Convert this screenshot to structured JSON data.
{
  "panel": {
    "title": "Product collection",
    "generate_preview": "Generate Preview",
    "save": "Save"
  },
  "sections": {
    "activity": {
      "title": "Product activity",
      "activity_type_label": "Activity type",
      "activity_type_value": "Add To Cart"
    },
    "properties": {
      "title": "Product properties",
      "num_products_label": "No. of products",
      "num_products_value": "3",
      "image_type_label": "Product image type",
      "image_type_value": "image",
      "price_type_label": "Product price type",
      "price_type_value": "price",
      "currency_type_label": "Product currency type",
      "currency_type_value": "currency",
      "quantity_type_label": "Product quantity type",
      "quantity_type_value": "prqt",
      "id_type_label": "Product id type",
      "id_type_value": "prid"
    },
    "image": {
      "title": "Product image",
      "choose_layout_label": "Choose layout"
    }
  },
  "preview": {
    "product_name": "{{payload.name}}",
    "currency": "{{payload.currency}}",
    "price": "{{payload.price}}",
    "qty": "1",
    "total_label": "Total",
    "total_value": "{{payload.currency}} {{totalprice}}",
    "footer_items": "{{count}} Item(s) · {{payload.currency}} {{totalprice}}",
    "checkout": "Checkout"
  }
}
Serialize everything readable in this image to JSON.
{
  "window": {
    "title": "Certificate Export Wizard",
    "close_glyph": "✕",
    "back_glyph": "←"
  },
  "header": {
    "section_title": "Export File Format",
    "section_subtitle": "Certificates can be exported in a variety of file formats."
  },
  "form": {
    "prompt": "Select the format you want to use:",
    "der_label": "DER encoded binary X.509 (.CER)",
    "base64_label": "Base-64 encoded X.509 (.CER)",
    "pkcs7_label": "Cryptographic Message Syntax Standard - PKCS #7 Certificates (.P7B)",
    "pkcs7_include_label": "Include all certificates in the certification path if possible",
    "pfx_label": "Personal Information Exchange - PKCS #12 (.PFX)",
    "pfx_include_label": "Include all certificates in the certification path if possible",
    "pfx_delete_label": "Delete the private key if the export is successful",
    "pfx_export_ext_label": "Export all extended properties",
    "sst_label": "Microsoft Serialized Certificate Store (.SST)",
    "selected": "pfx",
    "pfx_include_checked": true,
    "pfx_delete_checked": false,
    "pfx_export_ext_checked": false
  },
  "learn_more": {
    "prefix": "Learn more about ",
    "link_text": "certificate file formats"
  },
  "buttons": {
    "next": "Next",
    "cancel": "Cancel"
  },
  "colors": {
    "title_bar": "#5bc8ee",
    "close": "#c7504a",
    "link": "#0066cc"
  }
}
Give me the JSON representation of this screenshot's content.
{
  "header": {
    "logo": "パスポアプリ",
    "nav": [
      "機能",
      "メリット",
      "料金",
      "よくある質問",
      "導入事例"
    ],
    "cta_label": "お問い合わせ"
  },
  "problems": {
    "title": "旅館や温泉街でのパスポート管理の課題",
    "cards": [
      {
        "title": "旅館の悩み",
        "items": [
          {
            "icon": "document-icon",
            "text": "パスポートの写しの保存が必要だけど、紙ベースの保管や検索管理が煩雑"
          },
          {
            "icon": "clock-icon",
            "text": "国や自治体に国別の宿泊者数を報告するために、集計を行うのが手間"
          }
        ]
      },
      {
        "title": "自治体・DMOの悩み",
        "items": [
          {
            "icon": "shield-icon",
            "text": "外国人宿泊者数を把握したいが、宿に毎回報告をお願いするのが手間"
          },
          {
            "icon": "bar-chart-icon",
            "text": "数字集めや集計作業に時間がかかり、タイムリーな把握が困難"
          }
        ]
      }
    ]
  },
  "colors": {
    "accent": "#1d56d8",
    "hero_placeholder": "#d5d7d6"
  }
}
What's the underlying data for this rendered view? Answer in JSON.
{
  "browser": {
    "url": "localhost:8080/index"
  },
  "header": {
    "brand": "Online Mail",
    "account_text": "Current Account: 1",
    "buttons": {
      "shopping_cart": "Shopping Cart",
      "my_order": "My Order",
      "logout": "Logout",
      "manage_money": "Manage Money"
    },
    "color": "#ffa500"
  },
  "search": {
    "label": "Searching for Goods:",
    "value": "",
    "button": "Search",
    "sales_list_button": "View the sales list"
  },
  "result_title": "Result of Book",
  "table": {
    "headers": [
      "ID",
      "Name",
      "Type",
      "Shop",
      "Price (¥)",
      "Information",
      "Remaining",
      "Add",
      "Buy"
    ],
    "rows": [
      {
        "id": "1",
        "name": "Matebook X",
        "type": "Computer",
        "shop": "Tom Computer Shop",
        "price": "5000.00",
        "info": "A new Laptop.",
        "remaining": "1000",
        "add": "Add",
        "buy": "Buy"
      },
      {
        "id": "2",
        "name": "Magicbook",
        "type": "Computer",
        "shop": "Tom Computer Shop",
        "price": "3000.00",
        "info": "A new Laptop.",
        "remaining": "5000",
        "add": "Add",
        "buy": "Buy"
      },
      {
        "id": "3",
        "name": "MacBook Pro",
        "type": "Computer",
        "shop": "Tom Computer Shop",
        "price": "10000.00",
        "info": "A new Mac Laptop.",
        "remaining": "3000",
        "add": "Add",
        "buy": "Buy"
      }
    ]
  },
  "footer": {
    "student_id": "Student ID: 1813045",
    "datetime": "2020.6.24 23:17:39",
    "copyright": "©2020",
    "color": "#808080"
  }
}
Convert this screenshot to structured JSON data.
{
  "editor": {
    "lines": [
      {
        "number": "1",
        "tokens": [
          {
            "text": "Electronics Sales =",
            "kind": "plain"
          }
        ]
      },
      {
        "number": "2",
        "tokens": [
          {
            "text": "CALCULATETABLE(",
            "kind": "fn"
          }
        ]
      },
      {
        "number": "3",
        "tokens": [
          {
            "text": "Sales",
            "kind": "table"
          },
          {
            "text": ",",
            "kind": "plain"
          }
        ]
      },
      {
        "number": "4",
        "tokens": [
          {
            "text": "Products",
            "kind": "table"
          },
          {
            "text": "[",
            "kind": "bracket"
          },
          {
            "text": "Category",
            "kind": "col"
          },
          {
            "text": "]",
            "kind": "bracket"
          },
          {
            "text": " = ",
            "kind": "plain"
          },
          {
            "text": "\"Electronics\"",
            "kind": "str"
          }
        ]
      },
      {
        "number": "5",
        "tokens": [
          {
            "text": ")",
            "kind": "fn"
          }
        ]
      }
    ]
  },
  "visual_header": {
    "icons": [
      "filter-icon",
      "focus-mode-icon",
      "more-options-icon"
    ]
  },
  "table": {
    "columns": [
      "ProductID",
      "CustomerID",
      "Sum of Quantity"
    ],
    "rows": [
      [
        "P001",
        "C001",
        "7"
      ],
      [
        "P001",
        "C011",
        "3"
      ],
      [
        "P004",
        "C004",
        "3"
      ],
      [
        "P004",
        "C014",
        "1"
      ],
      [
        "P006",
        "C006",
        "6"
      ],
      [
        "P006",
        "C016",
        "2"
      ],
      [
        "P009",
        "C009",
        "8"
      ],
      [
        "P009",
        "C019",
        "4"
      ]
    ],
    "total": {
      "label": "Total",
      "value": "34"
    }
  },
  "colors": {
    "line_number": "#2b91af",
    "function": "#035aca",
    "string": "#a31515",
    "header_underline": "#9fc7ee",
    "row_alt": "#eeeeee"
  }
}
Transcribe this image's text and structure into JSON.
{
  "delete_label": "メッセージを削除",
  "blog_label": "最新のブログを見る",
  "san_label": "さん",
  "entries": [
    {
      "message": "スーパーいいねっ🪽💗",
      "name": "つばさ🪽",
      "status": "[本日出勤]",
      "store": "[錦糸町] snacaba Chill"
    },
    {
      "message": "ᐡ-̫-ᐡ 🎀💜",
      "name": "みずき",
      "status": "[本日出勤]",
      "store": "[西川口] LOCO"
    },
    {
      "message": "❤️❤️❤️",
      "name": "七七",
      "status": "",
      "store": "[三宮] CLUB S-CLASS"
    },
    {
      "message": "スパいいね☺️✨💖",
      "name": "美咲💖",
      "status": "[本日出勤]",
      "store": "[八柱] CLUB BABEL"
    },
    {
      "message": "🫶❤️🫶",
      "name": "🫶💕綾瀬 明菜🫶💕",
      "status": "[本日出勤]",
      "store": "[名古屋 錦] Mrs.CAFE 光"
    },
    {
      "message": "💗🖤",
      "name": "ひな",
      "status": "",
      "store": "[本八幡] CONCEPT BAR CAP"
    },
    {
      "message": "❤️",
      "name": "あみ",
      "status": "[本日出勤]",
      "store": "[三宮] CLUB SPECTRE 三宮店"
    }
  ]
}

=-=-=

From the listing above, pick out every line containing "image".

Result:
      "image_type_label": "Product image type",
      "image_type_value": "image",
    "image": {
      "title": "Product image",
Serialize everything readable in this image to JSON.
Transcribe this image's text and structure into JSON.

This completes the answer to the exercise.